> _Work required_
Your task is to gather the lines below that hold the string "this".

Extracted records
• • • •

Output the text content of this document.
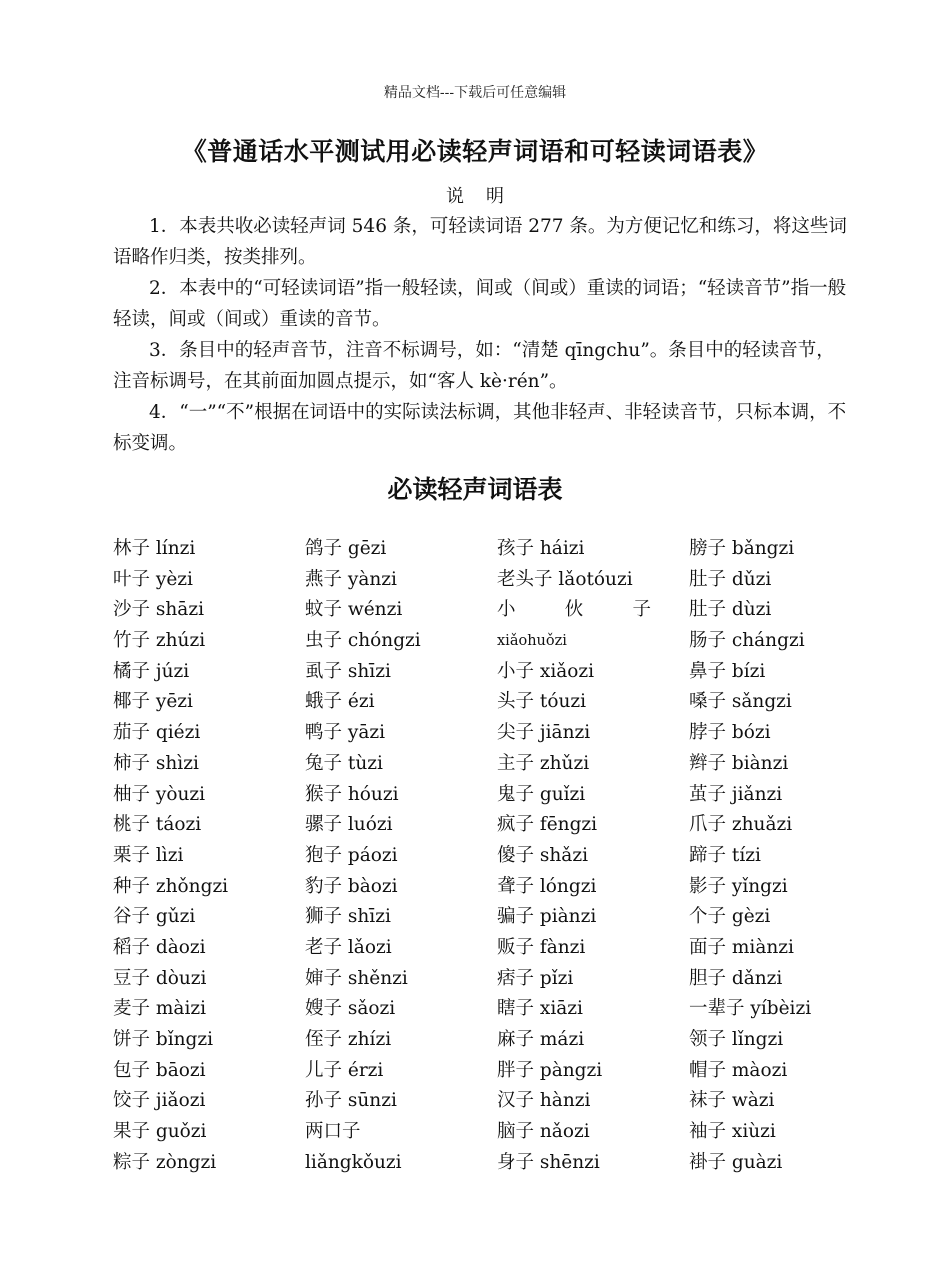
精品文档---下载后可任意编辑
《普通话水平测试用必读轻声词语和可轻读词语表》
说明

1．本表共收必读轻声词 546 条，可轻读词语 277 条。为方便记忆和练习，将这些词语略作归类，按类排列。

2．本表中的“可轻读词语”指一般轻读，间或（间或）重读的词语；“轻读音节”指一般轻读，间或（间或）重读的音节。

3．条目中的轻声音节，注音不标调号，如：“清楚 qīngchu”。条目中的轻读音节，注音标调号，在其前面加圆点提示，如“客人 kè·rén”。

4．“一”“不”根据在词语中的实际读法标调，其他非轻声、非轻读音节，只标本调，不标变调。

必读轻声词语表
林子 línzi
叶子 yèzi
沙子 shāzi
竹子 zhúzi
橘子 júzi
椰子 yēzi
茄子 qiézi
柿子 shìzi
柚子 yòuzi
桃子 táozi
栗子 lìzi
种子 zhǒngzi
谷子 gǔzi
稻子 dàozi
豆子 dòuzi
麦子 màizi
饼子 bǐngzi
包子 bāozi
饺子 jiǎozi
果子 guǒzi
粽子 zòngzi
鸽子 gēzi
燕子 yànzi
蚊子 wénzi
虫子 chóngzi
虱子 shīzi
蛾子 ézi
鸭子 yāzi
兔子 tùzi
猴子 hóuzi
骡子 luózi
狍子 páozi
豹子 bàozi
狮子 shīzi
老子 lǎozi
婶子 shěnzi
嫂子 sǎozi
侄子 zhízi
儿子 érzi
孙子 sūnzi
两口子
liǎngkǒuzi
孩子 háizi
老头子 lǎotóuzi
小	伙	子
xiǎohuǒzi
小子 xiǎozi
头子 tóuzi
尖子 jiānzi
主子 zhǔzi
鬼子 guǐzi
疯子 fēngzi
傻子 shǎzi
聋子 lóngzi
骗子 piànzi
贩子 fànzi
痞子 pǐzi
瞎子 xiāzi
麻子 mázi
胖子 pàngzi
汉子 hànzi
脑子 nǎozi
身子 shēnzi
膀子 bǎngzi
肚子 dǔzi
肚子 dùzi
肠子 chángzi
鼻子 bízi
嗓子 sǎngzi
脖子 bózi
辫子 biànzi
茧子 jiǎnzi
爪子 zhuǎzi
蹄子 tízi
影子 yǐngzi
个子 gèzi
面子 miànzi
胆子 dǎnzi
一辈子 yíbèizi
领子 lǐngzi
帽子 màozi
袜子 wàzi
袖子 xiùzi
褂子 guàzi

• • • •

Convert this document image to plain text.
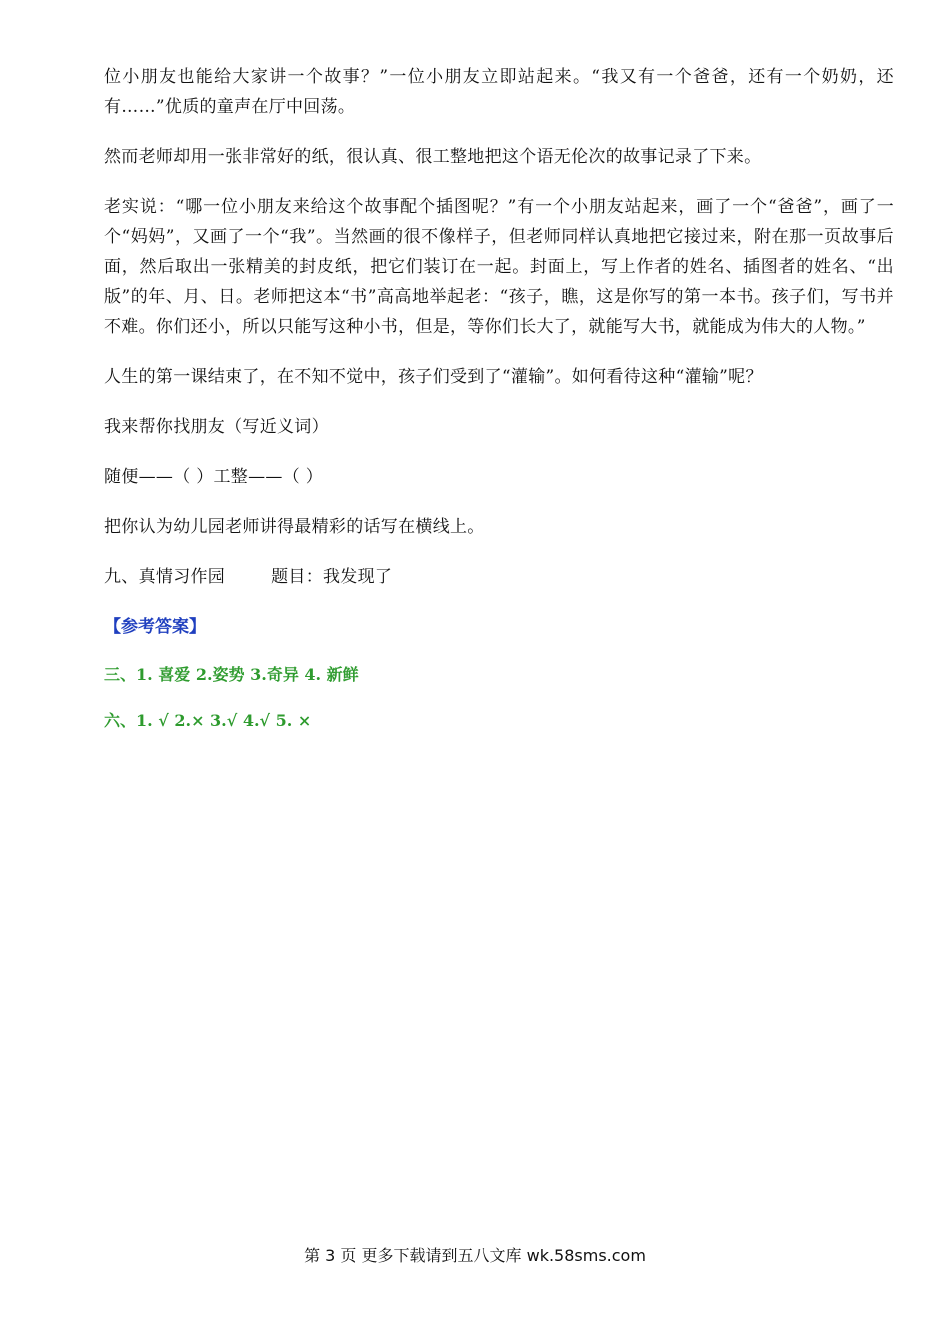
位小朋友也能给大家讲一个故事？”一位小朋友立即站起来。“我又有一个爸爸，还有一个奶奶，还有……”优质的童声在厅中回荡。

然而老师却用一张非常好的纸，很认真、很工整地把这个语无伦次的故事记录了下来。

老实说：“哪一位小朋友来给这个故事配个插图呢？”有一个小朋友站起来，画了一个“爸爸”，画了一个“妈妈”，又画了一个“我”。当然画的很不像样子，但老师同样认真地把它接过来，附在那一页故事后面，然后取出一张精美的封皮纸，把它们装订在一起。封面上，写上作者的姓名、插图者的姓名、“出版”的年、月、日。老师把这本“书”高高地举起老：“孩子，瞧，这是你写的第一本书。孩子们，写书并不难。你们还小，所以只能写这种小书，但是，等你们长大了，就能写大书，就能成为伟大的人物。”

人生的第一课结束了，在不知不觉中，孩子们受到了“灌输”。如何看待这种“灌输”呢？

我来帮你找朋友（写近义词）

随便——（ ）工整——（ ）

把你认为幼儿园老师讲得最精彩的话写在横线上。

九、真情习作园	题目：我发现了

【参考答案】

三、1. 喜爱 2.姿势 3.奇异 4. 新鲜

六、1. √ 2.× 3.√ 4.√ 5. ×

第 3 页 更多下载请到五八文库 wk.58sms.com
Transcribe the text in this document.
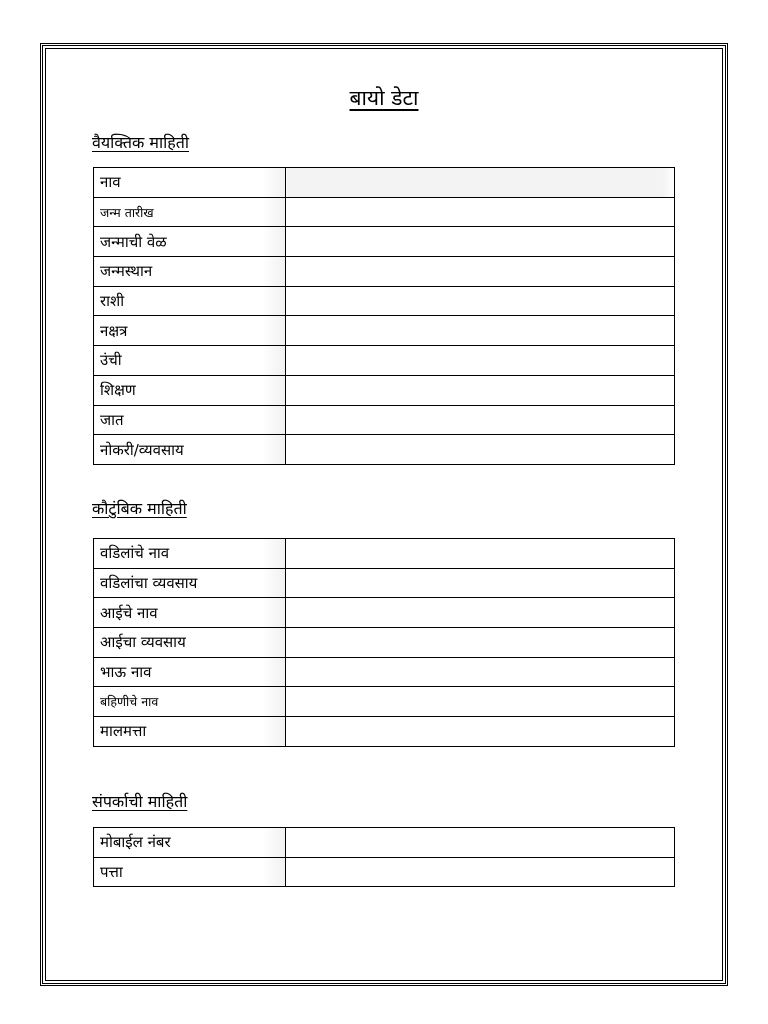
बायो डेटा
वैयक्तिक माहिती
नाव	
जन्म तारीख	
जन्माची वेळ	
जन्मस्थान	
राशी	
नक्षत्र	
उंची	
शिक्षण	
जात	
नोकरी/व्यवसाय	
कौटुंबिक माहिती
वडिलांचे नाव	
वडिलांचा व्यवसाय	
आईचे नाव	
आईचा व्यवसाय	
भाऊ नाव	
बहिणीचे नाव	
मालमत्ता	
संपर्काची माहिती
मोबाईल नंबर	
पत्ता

• • • •

> _Output below_
Output the text content of this document.
Convert this document image to plain text.
Transcribe the text in this document.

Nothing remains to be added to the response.